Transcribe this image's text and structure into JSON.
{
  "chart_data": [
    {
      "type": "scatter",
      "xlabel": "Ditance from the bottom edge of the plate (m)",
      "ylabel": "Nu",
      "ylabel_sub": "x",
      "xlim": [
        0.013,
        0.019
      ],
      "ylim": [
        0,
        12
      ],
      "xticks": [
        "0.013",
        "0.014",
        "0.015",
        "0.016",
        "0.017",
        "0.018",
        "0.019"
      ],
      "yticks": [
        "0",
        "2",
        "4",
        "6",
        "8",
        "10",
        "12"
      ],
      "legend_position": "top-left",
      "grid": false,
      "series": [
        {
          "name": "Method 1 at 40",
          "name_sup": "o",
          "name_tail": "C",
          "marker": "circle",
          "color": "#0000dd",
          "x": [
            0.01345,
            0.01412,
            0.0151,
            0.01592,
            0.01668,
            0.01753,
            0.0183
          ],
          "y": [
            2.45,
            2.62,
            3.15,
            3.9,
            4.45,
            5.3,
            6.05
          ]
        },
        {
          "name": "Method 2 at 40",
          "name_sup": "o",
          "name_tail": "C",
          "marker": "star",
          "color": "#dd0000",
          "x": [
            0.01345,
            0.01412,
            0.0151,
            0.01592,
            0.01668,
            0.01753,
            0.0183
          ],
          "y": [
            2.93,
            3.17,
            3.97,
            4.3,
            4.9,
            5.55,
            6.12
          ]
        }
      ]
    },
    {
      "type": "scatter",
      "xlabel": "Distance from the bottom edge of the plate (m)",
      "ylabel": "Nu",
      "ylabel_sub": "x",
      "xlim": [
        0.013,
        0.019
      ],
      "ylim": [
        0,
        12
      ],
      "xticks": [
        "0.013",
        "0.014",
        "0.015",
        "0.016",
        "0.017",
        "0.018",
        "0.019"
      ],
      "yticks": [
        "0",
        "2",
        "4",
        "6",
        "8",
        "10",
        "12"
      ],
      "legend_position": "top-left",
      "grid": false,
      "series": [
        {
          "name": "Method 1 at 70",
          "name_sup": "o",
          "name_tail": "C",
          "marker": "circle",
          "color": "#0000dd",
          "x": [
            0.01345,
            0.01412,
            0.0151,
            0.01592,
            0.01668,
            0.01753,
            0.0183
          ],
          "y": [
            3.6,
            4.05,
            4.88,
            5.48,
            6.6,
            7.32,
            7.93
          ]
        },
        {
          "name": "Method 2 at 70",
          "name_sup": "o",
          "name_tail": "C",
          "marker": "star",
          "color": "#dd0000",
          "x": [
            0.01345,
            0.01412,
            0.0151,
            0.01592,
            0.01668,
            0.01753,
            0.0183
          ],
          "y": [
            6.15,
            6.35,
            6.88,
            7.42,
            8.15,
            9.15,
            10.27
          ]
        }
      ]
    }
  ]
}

> **YOUR TASK**:
Please set down the whole listing above without altering a single line.

> **ANSWER TO THE EXERCISE**:
Transcribe this image's text and structure into JSON.
{
  "chart_data": [
    {
      "type": "scatter",
      "xlabel": "Ditance from the bottom edge of the plate (m)",
      "ylabel": "Nu",
      "ylabel_sub": "x",
      "xlim": [
        0.013,
        0.019
      ],
      "ylim": [
        0,
        12
      ],
      "xticks": [
        "0.013",
        "0.014",
        "0.015",
        "0.016",
        "0.017",
        "0.018",
        "0.019"
      ],
      "yticks": [
        "0",
        "2",
        "4",
        "6",
        "8",
        "10",
        "12"
      ],
      "legend_position": "top-left",
      "grid": false,
      "series": [
        {
          "name": "Method 1 at 40",
          "name_sup": "o",
          "name_tail": "C",
          "marker": "circle",
          "color": "#0000dd",
          "x": [
            0.01345,
            0.01412,
            0.0151,
            0.01592,
            0.01668,
            0.01753,
            0.0183
          ],
          "y": [
            2.45,
            2.62,
            3.15,
            3.9,
            4.45,
            5.3,
            6.05
          ]
        },
        {
          "name": "Method 2 at 40",
          "name_sup": "o",
          "name_tail": "C",
          "marker": "star",
          "color": "#dd0000",
          "x": [
            0.01345,
            0.01412,
            0.0151,
            0.01592,
            0.01668,
            0.01753,
            0.0183
          ],
          "y": [
            2.93,
            3.17,
            3.97,
            4.3,
            4.9,
            5.55,
            6.12
          ]
        }
      ]
    },
    {
      "type": "scatter",
      "xlabel": "Distance from the bottom edge of the plate (m)",
      "ylabel": "Nu",
      "ylabel_sub": "x",
      "xlim": [
        0.013,
        0.019
      ],
      "ylim": [
        0,
        12
      ],
      "xticks": [
        "0.013",
        "0.014",
        "0.015",
        "0.016",
        "0.017",
        "0.018",
        "0.019"
      ],
      "yticks": [
        "0",
        "2",
        "4",
        "6",
        "8",
        "10",
        "12"
      ],
      "legend_position": "top-left",
      "grid": false,
      "series": [
        {
          "name": "Method 1 at 70",
          "name_sup": "o",
          "name_tail": "C",
          "marker": "circle",
          "color": "#0000dd",
          "x": [
            0.01345,
            0.01412,
            0.0151,
            0.01592,
            0.01668,
            0.01753,
            0.0183
          ],
          "y": [
            3.6,
            4.05,
            4.88,
            5.48,
            6.6,
            7.32,
            7.93
          ]
        },
        {
          "name": "Method 2 at 70",
          "name_sup": "o",
          "name_tail": "C",
          "marker": "star",
          "color": "#dd0000",
          "x": [
            0.01345,
            0.01412,
            0.0151,
            0.01592,
            0.01668,
            0.01753,
            0.0183
          ],
          "y": [
            6.15,
            6.35,
            6.88,
            7.42,
            8.15,
            9.15,
            10.27
          ]
        }
      ]
    }
  ]
}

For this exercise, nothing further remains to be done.